Given task: Print all records exactly, leaving nothing out.

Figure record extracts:
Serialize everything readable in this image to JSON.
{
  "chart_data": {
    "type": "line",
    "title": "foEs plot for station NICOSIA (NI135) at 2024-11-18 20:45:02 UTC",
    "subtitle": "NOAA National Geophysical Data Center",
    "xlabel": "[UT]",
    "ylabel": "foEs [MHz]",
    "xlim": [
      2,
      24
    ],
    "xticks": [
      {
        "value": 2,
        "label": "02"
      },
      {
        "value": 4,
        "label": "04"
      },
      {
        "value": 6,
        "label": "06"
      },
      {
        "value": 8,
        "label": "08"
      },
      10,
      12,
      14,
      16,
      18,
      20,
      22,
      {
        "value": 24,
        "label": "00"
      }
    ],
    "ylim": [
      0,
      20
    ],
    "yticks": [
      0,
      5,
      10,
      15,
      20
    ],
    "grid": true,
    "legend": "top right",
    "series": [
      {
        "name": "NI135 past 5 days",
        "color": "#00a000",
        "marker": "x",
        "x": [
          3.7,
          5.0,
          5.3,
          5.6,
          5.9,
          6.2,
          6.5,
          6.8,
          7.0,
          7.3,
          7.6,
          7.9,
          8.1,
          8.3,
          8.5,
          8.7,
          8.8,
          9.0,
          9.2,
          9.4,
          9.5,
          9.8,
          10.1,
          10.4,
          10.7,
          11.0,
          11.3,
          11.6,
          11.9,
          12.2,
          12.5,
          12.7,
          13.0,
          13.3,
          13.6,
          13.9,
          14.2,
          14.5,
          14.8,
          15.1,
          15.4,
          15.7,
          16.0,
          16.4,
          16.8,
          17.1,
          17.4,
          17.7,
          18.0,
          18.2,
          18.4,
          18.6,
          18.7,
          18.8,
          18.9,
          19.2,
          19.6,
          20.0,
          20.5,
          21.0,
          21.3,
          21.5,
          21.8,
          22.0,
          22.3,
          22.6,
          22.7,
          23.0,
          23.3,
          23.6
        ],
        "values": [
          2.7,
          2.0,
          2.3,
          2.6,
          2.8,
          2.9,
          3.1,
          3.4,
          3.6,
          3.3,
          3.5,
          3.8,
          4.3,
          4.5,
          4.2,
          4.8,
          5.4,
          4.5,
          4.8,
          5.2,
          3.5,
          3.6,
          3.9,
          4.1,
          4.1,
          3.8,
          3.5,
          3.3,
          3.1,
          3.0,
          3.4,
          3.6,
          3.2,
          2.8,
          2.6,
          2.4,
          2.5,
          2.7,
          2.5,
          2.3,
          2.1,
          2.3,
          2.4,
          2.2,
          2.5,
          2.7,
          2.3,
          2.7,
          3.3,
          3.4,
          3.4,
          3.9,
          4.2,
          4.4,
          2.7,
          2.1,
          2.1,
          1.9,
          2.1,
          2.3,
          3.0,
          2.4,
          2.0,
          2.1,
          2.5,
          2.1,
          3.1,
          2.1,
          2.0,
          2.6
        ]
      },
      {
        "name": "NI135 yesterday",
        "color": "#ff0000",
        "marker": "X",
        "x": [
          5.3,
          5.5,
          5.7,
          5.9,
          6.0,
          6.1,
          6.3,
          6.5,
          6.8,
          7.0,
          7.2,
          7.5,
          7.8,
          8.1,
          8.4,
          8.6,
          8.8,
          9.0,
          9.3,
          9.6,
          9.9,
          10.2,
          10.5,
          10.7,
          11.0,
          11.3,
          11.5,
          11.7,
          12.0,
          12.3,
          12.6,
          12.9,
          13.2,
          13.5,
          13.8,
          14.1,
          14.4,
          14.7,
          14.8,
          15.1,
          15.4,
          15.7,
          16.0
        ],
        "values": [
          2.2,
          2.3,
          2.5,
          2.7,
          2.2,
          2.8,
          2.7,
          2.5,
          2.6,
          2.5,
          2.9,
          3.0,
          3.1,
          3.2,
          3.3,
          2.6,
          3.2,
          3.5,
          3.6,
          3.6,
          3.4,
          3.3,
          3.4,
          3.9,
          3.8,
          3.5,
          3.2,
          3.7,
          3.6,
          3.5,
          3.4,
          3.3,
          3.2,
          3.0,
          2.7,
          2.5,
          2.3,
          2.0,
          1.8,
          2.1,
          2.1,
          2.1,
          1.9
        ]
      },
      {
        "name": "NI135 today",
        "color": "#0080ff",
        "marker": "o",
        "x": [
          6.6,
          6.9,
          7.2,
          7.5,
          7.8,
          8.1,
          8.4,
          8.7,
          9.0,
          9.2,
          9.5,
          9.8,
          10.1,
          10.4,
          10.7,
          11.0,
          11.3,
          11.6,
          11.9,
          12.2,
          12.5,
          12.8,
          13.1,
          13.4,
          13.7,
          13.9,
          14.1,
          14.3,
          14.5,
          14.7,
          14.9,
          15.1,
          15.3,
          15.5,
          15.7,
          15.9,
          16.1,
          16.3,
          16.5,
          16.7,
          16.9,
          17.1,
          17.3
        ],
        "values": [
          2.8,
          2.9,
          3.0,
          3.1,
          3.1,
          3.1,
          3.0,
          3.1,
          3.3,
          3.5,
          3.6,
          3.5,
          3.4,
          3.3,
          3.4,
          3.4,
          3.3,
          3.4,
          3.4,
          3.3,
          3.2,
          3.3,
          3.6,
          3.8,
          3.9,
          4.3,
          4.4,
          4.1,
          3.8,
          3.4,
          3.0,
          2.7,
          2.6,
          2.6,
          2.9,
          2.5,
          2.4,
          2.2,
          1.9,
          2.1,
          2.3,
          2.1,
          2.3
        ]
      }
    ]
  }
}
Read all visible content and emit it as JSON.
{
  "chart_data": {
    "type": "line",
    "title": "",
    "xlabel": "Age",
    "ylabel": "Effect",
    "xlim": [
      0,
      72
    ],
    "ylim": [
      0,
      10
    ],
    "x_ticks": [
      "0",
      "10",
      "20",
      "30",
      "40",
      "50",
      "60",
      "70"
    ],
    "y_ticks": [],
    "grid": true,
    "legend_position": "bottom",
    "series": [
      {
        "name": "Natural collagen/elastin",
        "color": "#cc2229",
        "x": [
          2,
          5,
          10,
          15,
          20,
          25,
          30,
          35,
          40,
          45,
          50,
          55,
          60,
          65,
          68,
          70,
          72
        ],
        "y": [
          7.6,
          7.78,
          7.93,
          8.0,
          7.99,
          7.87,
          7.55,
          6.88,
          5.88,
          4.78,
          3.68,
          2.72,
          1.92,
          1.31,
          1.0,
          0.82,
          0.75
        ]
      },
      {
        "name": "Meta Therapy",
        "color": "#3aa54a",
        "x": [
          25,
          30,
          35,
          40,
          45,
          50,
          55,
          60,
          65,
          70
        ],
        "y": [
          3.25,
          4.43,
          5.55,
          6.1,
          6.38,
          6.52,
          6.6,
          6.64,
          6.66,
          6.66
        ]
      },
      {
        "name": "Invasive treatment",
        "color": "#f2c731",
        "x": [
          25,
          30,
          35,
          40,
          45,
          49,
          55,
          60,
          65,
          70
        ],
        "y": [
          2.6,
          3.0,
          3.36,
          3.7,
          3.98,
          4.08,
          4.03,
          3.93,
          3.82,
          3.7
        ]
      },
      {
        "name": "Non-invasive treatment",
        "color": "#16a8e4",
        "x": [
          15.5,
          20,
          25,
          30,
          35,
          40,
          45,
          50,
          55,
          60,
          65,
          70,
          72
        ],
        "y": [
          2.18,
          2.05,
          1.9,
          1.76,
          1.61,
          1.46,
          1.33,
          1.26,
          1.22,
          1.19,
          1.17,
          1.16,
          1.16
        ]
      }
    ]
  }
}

Exercise solution:
Serialize everything readable in this image to JSON.
{
  "chart_data": {
    "type": "line",
    "title": "foEs plot for station NICOSIA (NI135) at 2024-11-18 20:45:02 UTC",
    "subtitle": "NOAA National Geophysical Data Center",
    "xlabel": "[UT]",
    "ylabel": "foEs [MHz]",
    "xlim": [
      2,
      24
    ],
    "xticks": [
      {
        "value": 2,
        "label": "02"
      },
      {
        "value": 4,
        "label": "04"
      },
      {
        "value": 6,
        "label": "06"
      },
      {
        "value": 8,
        "label": "08"
      },
      10,
      12,
      14,
      16,
      18,
      20,
      22,
      {
        "value": 24,
        "label": "00"
      }
    ],
    "ylim": [
      0,
      20
    ],
    "yticks": [
      0,
      5,
      10,
      15,
      20
    ],
    "grid": true,
    "legend": "top right",
    "series": [
      {
        "name": "NI135 past 5 days",
        "color": "#00a000",
        "marker": "x",
        "x": [
          3.7,
          5.0,
          5.3,
          5.6,
          5.9,
          6.2,
          6.5,
          6.8,
          7.0,
          7.3,
          7.6,
          7.9,
          8.1,
          8.3,
          8.5,
          8.7,
          8.8,
          9.0,
          9.2,
          9.4,
          9.5,
          9.8,
          10.1,
          10.4,
          10.7,
          11.0,
          11.3,
          11.6,
          11.9,
          12.2,
          12.5,
          12.7,
          13.0,
          13.3,
          13.6,
          13.9,
          14.2,
          14.5,
          14.8,
          15.1,
          15.4,
          15.7,
          16.0,
          16.4,
          16.8,
          17.1,
          17.4,
          17.7,
          18.0,
          18.2,
          18.4,
          18.6,
          18.7,
          18.8,
          18.9,
          19.2,
          19.6,
          20.0,
          20.5,
          21.0,
          21.3,
          21.5,
          21.8,
          22.0,
          22.3,
          22.6,
          22.7,
          23.0,
          23.3,
          23.6
        ],
        "values": [
          2.7,
          2.0,
          2.3,
          2.6,
          2.8,
          2.9,
          3.1,
          3.4,
          3.6,
          3.3,
          3.5,
          3.8,
          4.3,
          4.5,
          4.2,
          4.8,
          5.4,
          4.5,
          4.8,
          5.2,
          3.5,
          3.6,
          3.9,
          4.1,
          4.1,
          3.8,
          3.5,
          3.3,
          3.1,
          3.0,
          3.4,
          3.6,
          3.2,
          2.8,
          2.6,
          2.4,
          2.5,
          2.7,
          2.5,
          2.3,
          2.1,
          2.3,
          2.4,
          2.2,
          2.5,
          2.7,
          2.3,
          2.7,
          3.3,
          3.4,
          3.4,
          3.9,
          4.2,
          4.4,
          2.7,
          2.1,
          2.1,
          1.9,
          2.1,
          2.3,
          3.0,
          2.4,
          2.0,
          2.1,
          2.5,
          2.1,
          3.1,
          2.1,
          2.0,
          2.6
        ]
      },
      {
        "name": "NI135 yesterday",
        "color": "#ff0000",
        "marker": "X",
        "x": [
          5.3,
          5.5,
          5.7,
          5.9,
          6.0,
          6.1,
          6.3,
          6.5,
          6.8,
          7.0,
          7.2,
          7.5,
          7.8,
          8.1,
          8.4,
          8.6,
          8.8,
          9.0,
          9.3,
          9.6,
          9.9,
          10.2,
          10.5,
          10.7,
          11.0,
          11.3,
          11.5,
          11.7,
          12.0,
          12.3,
          12.6,
          12.9,
          13.2,
          13.5,
          13.8,
          14.1,
          14.4,
          14.7,
          14.8,
          15.1,
          15.4,
          15.7,
          16.0
        ],
        "values": [
          2.2,
          2.3,
          2.5,
          2.7,
          2.2,
          2.8,
          2.7,
          2.5,
          2.6,
          2.5,
          2.9,
          3.0,
          3.1,
          3.2,
          3.3,
          2.6,
          3.2,
          3.5,
          3.6,
          3.6,
          3.4,
          3.3,
          3.4,
          3.9,
          3.8,
          3.5,
          3.2,
          3.7,
          3.6,
          3.5,
          3.4,
          3.3,
          3.2,
          3.0,
          2.7,
          2.5,
          2.3,
          2.0,
          1.8,
          2.1,
          2.1,
          2.1,
          1.9
        ]
      },
      {
        "name": "NI135 today",
        "color": "#0080ff",
        "marker": "o",
        "x": [
          6.6,
          6.9,
          7.2,
          7.5,
          7.8,
          8.1,
          8.4,
          8.7,
          9.0,
          9.2,
          9.5,
          9.8,
          10.1,
          10.4,
          10.7,
          11.0,
          11.3,
          11.6,
          11.9,
          12.2,
          12.5,
          12.8,
          13.1,
          13.4,
          13.7,
          13.9,
          14.1,
          14.3,
          14.5,
          14.7,
          14.9,
          15.1,
          15.3,
          15.5,
          15.7,
          15.9,
          16.1,
          16.3,
          16.5,
          16.7,
          16.9,
          17.1,
          17.3
        ],
        "values": [
          2.8,
          2.9,
          3.0,
          3.1,
          3.1,
          3.1,
          3.0,
          3.1,
          3.3,
          3.5,
          3.6,
          3.5,
          3.4,
          3.3,
          3.4,
          3.4,
          3.3,
          3.4,
          3.4,
          3.3,
          3.2,
          3.3,
          3.6,
          3.8,
          3.9,
          4.3,
          4.4,
          4.1,
          3.8,
          3.4,
          3.0,
          2.7,
          2.6,
          2.6,
          2.9,
          2.5,
          2.4,
          2.2,
          1.9,
          2.1,
          2.3,
          2.1,
          2.3
        ]
      }
    ]
  }
}
Read all visible content and emit it as JSON.
{
  "chart_data": {
    "type": "line",
    "title": "",
    "xlabel": "Age",
    "ylabel": "Effect",
    "xlim": [
      0,
      72
    ],
    "ylim": [
      0,
      10
    ],
    "x_ticks": [
      "0",
      "10",
      "20",
      "30",
      "40",
      "50",
      "60",
      "70"
    ],
    "y_ticks": [],
    "grid": true,
    "legend_position": "bottom",
    "series": [
      {
        "name": "Natural collagen/elastin",
        "color": "#cc2229",
        "x": [
          2,
          5,
          10,
          15,
          20,
          25,
          30,
          35,
          40,
          45,
          50,
          55,
          60,
          65,
          68,
          70,
          72
        ],
        "y": [
          7.6,
          7.78,
          7.93,
          8.0,
          7.99,
          7.87,
          7.55,
          6.88,
          5.88,
          4.78,
          3.68,
          2.72,
          1.92,
          1.31,
          1.0,
          0.82,
          0.75
        ]
      },
      {
        "name": "Meta Therapy",
        "color": "#3aa54a",
        "x": [
          25,
          30,
          35,
          40,
          45,
          50,
          55,
          60,
          65,
          70
        ],
        "y": [
          3.25,
          4.43,
          5.55,
          6.1,
          6.38,
          6.52,
          6.6,
          6.64,
          6.66,
          6.66
        ]
      },
      {
        "name": "Invasive treatment",
        "color": "#f2c731",
        "x": [
          25,
          30,
          35,
          40,
          45,
          49,
          55,
          60,
          65,
          70
        ],
        "y": [
          2.6,
          3.0,
          3.36,
          3.7,
          3.98,
          4.08,
          4.03,
          3.93,
          3.82,
          3.7
        ]
      },
      {
        "name": "Non-invasive treatment",
        "color": "#16a8e4",
        "x": [
          15.5,
          20,
          25,
          30,
          35,
          40,
          45,
          50,
          55,
          60,
          65,
          70,
          72
        ],
        "y": [
          2.18,
          2.05,
          1.9,
          1.76,
          1.61,
          1.46,
          1.33,
          1.26,
          1.22,
          1.19,
          1.17,
          1.16,
          1.16
        ]
      }
    ]
  }
}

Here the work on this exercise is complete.